» **DATA SECTION**
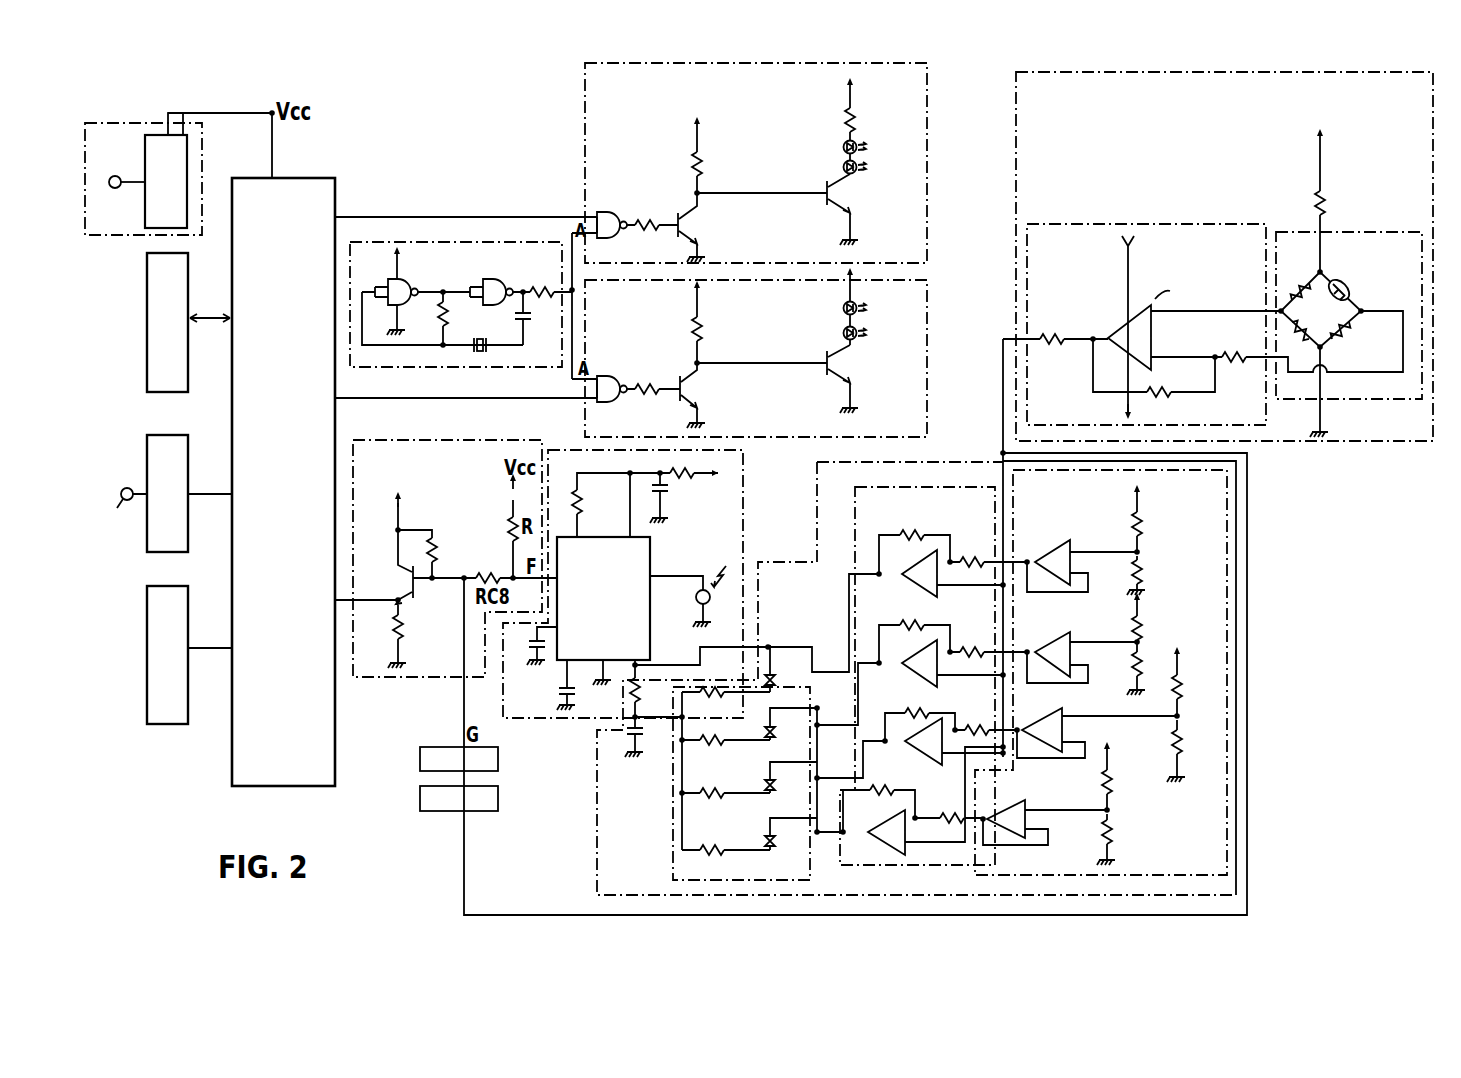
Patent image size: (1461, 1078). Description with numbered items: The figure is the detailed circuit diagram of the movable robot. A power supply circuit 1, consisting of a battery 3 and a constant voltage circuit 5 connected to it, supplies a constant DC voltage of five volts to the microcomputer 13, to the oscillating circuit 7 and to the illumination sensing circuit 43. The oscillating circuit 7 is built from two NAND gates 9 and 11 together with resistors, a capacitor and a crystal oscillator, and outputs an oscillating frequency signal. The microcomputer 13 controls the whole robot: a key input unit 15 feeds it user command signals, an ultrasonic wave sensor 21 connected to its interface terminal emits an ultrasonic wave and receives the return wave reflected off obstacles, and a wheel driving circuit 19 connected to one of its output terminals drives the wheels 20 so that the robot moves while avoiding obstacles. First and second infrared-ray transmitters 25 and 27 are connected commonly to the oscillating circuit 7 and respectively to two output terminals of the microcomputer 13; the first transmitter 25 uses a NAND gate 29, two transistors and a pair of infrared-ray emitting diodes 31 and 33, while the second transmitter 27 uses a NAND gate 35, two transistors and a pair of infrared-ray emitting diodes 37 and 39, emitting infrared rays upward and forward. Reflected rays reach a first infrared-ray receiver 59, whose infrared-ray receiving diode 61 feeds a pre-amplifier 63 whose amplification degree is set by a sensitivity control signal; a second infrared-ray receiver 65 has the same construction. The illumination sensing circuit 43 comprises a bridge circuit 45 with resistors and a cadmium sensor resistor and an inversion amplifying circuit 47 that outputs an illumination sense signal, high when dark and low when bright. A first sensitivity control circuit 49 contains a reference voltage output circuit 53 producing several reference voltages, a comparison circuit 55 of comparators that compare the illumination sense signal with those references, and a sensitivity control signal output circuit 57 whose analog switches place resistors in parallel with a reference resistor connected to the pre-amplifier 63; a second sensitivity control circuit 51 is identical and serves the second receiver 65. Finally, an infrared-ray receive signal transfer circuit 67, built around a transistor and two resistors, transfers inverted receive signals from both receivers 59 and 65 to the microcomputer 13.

The power supply circuit 1 is at (249, 144).
The battery 3 is at (114, 188).
The constant voltage circuit 5 is at (178, 120).
The oscillating circuit 7 is at (461, 268).
The NAND gate 9 is at (405, 285).
The NAND gate 11 is at (497, 280).
The microcomputer 13 is at (336, 178).
The key input unit 15 is at (147, 654).
The wheel driving circuit 19 is at (186, 441).
The wheels 20 is at (126, 517).
The ultrasonic wave sensor 21 is at (147, 300).
The first infrared-ray transmitter 25 is at (786, 160).
The second infrared-ray transmitter 27 is at (791, 346).
The NAND gate 29 is at (610, 212).
The infrared-ray emitting diode 31 is at (843, 144).
The infrared-ray emitting diode 33 is at (843, 167).
The NAND gate 35 is at (604, 375).
The infrared-ray emitting diode 37 is at (843, 308).
The infrared-ray emitting diode 39 is at (843, 333).
The illumination sensing circuit 43 is at (1218, 300).
The bridge circuit 45 is at (1400, 232).
The inversion amplifying circuit 47 is at (1216, 224).
The first sensitivity control circuit 49 is at (963, 678).
The second sensitivity control circuit 51 is at (419, 806).
The reference voltage output circuit 53 is at (1228, 637).
The comparison circuit 55 is at (855, 557).
The sensitivity control signal output circuit 57 is at (673, 850).
The first infrared-ray receiver 59 is at (650, 600).
The infrared-ray receiving diode 61 is at (695, 603).
The pre-amplifier 63 is at (652, 555).
The second infrared-ray receiver 65 is at (419, 762).
The infrared-ray receive signal transfer circuit 67 is at (383, 677).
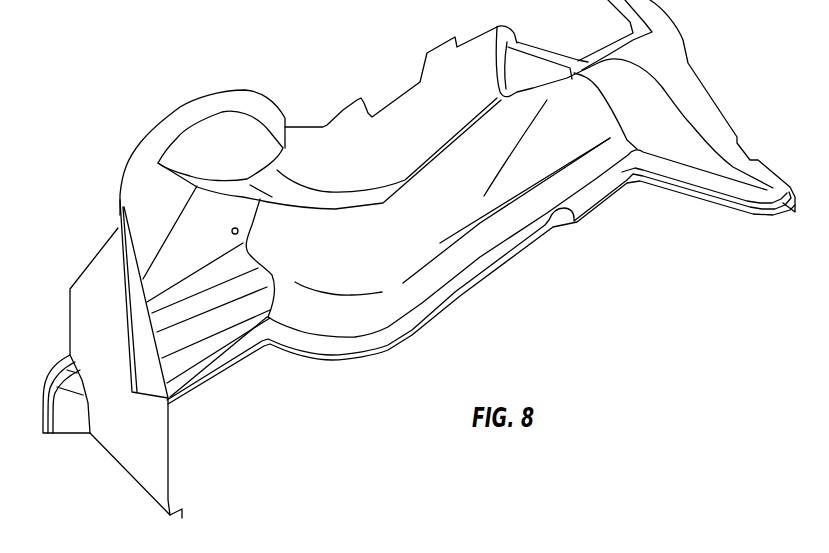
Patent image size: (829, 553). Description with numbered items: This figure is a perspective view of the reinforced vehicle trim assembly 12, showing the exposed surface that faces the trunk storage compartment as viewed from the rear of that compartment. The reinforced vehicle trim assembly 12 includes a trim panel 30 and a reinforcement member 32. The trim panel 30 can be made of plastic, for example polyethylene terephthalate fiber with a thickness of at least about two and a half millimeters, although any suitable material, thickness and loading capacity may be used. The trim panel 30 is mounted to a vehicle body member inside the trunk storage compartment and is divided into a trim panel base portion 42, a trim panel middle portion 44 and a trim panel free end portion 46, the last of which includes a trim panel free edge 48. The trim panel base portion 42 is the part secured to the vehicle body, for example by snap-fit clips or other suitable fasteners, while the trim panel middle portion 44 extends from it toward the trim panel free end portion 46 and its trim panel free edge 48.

The reinforced vehicle trim assembly 12 is at (348, 42).
The trim panel 30 is at (458, 255).
The reinforcement member 32 is at (75, 422).
The trim panel base portion 42 is at (333, 200).
The trim panel middle portion 44 is at (343, 314).
The trim panel free end portion 46 is at (412, 331).
The trim panel free edge 48 is at (370, 355).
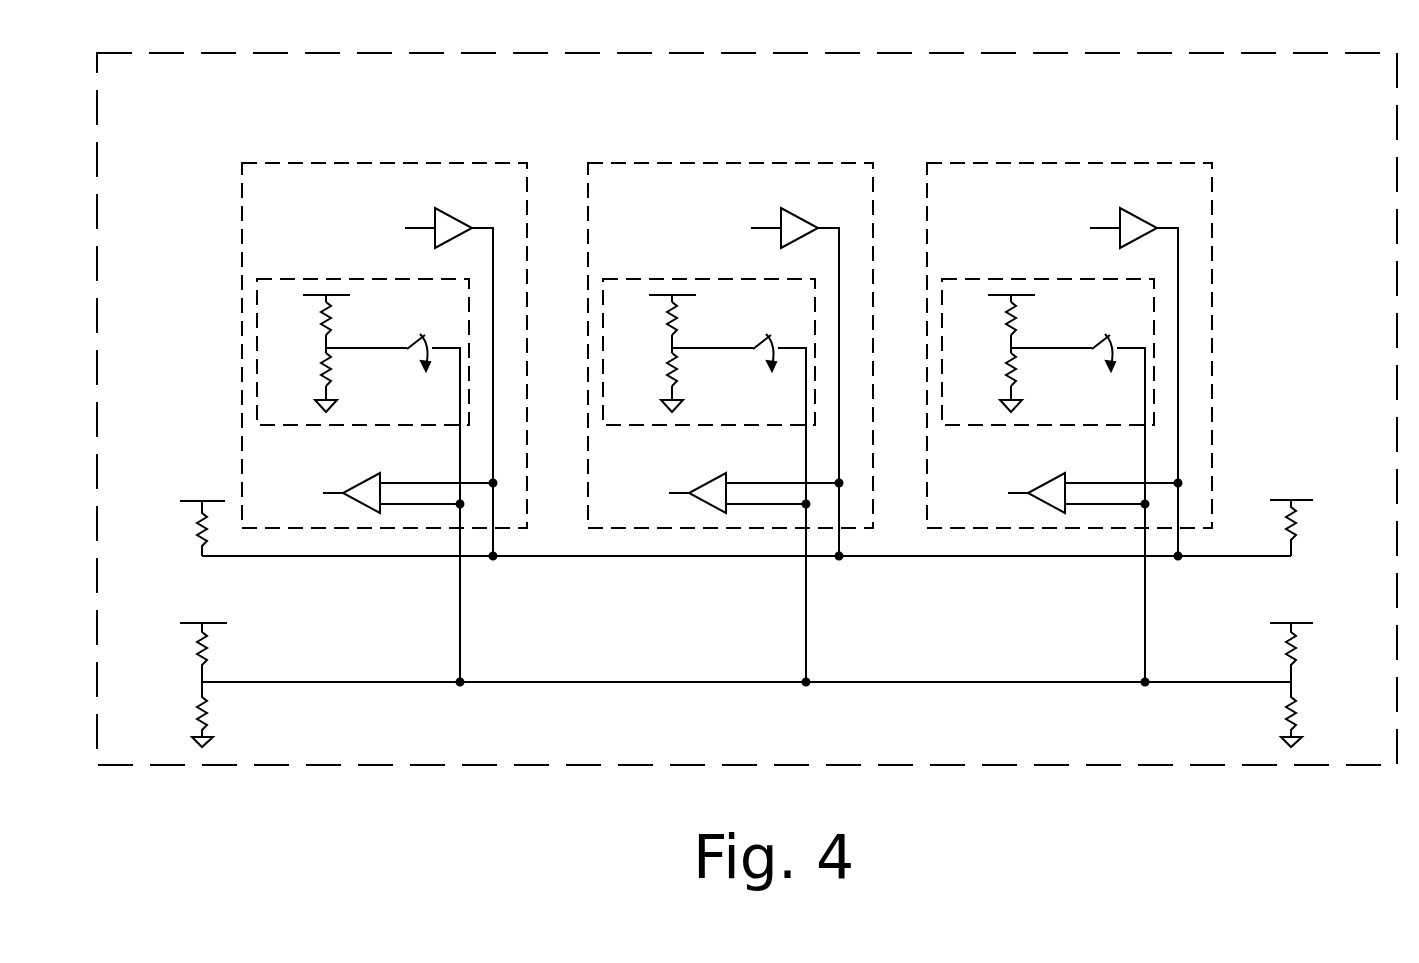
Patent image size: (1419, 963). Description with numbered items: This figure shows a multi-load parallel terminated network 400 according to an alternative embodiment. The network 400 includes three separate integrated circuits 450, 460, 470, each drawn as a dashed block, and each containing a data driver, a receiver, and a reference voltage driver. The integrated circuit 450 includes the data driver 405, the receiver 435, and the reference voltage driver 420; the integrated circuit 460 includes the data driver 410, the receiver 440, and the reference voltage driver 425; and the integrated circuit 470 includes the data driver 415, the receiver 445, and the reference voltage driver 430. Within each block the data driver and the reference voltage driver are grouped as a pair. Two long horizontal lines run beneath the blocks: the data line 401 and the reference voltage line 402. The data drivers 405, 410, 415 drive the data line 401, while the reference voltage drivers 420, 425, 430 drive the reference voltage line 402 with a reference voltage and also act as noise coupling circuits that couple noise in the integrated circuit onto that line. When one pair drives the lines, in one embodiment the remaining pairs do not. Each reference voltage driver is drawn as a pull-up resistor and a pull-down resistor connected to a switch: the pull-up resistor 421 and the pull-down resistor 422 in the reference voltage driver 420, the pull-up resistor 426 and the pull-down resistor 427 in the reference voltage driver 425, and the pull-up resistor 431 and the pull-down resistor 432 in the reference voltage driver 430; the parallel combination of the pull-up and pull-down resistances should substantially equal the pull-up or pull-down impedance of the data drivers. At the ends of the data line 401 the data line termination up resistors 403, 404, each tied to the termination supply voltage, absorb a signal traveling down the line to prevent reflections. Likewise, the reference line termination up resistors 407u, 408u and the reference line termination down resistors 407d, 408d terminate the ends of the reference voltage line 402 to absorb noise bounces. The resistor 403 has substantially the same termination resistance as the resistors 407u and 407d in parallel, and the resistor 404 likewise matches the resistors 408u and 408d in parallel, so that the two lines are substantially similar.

» **WHAT YOU HAVE TO DO**
In the records, begin at the line that has "Patent image size: (829, 553)." and stop after the line that has "The trim panel free edge 48 is at (370, 355).". Give only those lines again, substituting "rear cargo compartment" for "trunk storage compartment" and leaving everything else unchanged.

» **IN RESPONSE**
Patent image size: (829, 553). Description with numbered items: This figure is a perspective view of the reinforced vehicle trim assembly 12, showing the exposed surface that faces the rear cargo compartment as viewed from the rear of that compartment. The reinforced vehicle trim assembly 12 includes a trim panel 30 and a reinforcement member 32. The trim panel 30 can be made of plastic, for example polyethylene terephthalate fiber with a thickness of at least about two and a half millimeters, although any suitable material, thickness and loading capacity may be used. The trim panel 30 is mounted to a vehicle body member inside the rear cargo compartment and is divided into a trim panel base portion 42, a trim panel middle portion 44 and a trim panel free end portion 46, the last of which includes a trim panel free edge 48. The trim panel base portion 42 is the part secured to the vehicle body, for example by snap-fit clips or other suitable fasteners, while the trim panel middle portion 44 extends from it toward the trim panel free end portion 46 and its trim panel free edge 48.

The reinforced vehicle trim assembly 12 is at (348, 42).
The trim panel 30 is at (458, 255).
The reinforcement member 32 is at (75, 422).
The trim panel base portion 42 is at (333, 200).
The trim panel middle portion 44 is at (343, 314).
The trim panel free end portion 46 is at (412, 331).
The trim panel free edge 48 is at (370, 355).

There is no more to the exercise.